■ Assigned task 1:
In the earnings season text, list every company that appears with a stock ticker symbol, along with that symbol.
■ Assigned task 2:
According to the earnings season text, how much have Apple and the Nasdaq risen since Apple's warning?
■ Assigned task 3:
Carry on with the text about fourth-quarter earnings warnings from the point where it stops.

■ Text segment:
● ● ● ● ● ● ●

Earnings season will be back next week, and companies have signaled fourth-quarter profit growth slowed from earlier in the year. The question is whether investors have already priced that in.

It certainly appears that way.

Apple (AAPL) warned last week that its holiday quarter sales would miss forecasts due to China softness. Apple and the broader market took a hit the day of its warnings. Since then, both Apple and the Nasdaq have surged nearly 8%.

Earnings news hasn’t gotten much better.

Samsung, which competes with the iPhone maker but also sells chips that Apple uses in its devices, said this week its latest sales wouldn’t be too hot either. Apple supplier Skyworks (SWKS) warned of softer sales and profits as well.

In the past few weeks, several other companies told investors to expect disappointing results, including Macy’s (M), Corona owner Constellation Brands (STZ), Carnival (CCL) and FedEx (FDX).

So why have investors brushed aside many of these warnings?

● ● ● ● ● ● ●

■ Recorded data:

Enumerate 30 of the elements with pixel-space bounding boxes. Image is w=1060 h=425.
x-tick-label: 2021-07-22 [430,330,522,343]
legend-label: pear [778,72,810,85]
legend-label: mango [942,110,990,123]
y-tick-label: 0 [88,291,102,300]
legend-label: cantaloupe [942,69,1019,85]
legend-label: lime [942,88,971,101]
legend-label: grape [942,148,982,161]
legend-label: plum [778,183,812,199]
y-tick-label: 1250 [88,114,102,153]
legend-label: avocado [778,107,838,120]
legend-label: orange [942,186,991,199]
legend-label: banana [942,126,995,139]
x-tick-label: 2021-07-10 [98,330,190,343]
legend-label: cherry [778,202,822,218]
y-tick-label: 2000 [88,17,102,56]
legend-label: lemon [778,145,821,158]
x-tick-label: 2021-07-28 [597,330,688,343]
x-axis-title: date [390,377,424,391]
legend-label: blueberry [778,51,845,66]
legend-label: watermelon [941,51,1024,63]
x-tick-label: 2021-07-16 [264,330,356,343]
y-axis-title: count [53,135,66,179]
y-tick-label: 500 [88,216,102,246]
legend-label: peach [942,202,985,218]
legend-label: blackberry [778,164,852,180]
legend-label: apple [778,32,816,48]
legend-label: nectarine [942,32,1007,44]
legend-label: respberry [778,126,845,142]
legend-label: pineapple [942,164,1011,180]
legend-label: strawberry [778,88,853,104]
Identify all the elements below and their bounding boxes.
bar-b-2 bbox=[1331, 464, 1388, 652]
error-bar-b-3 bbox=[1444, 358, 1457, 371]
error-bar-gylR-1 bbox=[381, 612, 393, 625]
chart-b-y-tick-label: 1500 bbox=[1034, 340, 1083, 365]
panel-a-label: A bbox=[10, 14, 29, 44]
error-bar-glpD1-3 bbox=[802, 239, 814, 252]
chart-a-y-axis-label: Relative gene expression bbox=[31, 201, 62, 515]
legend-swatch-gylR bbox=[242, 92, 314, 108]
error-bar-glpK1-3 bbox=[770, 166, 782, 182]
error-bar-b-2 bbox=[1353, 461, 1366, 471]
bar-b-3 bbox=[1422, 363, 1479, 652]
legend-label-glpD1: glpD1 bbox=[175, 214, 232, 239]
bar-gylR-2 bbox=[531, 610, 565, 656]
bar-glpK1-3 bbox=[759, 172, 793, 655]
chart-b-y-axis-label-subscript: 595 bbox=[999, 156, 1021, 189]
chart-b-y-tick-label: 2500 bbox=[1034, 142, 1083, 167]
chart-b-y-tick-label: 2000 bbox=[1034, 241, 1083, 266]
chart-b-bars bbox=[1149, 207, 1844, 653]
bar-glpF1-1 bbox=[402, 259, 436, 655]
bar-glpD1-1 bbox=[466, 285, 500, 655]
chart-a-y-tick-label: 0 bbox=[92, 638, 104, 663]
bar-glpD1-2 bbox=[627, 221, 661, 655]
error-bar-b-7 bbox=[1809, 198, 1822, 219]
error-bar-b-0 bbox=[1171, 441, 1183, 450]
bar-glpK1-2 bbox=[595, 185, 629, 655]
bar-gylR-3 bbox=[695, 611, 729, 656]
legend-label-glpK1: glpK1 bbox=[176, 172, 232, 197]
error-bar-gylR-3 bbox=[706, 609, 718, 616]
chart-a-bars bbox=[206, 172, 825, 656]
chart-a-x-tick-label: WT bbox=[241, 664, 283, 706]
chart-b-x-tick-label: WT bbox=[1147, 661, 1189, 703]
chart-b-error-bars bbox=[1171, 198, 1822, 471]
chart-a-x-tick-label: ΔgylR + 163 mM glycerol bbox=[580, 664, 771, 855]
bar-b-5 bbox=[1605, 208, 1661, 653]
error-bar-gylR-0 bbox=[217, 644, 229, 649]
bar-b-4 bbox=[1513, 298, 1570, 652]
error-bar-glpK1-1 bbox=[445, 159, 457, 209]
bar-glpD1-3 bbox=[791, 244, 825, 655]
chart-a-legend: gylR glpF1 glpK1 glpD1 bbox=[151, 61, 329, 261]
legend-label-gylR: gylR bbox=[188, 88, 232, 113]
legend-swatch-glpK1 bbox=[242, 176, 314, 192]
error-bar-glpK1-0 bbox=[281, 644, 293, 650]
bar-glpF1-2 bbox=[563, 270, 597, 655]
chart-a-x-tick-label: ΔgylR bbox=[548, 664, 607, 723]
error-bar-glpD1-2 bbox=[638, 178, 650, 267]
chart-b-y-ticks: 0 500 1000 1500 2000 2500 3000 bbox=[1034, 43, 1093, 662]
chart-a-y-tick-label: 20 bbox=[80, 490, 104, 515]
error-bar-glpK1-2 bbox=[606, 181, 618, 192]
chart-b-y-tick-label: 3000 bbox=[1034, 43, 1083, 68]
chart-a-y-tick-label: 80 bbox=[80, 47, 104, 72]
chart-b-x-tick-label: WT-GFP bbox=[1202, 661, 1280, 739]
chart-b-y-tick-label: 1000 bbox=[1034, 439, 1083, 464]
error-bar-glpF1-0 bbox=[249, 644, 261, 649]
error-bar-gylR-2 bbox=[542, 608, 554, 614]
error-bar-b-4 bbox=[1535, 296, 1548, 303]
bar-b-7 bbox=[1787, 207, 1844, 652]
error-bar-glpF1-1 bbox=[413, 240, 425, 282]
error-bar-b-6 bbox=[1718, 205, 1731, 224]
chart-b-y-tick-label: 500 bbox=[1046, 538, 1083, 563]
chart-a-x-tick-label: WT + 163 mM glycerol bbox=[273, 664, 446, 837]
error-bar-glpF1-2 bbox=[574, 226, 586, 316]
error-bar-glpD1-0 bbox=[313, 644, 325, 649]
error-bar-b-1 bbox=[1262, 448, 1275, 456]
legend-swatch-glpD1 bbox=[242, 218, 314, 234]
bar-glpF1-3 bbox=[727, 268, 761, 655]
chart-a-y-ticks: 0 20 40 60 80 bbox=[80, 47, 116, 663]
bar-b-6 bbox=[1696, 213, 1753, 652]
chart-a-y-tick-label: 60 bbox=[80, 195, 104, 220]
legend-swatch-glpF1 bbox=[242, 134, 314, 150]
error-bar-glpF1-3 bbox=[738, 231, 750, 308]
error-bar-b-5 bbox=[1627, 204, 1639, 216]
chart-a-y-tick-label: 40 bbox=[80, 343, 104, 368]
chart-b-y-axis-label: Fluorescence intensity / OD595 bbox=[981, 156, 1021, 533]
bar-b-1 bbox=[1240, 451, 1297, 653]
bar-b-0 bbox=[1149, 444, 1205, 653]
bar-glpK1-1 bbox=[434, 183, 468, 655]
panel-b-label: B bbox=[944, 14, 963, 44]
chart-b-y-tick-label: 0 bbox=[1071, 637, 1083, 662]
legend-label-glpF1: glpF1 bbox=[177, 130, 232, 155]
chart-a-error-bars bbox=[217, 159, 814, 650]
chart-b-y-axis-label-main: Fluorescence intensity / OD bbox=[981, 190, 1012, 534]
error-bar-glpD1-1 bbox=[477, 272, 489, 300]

● ● ● ● ● ● ●

■ Written answer 1:
Apple (AAPL), Skyworks (SWKS), Macy's (M), Constellation Brands (STZ), Carnival (CCL), FedEx (FDX)

■ Written answer 2:
Nearly 8%.

■ Written answer 3:
People may simply be adjusting to the new economic and market reality. After earnings growth of more than 20% for the S&P 500 during the first three quarters of 2018, it’s only natural that profits would slump a bit in the fourth quarter.

Sure, earnings growth is often very strong in the fourth quarter, thanks to holiday spending and companies rushing to spend what’s left in their budgets at the end of the year.

But consider all the headwinds that consumers and businesses had to face in the past few months: Worries about trade tension with China. Slowing global economic growth. Rising interest rates.

Still, fourth quarter earnings should still be pretty good.

Wall Street analysts predict profit for the S&P 500 will be up more than 11%, according to FactSet. Profits could wind up rising by more than 15%, because more companies tend to beat forecasts than miss them, noted FactSet senior earnings analyst John Butters in a report.

“The market sell-off at the end of last year was overdone,” said Carlos Dominguez, president and chief investment officer of Element Pointe Advisors.

Dominguez thinks investors might flock back to some big tech stocks as they start to realize that earnings growth should still be strong for companies that aren’t exposed to slowing smartphone sales.

Growth is slowing but that isn’t the end of the world

For example, the bad news for Apple shouldn’t necessarily mean that Netflix will have a lousy quarter.

Still, the market is going to be watching closely for clues about the 2019 outlooks. Are companies going to be hit by tariff concerns and other major macroeconomic fears?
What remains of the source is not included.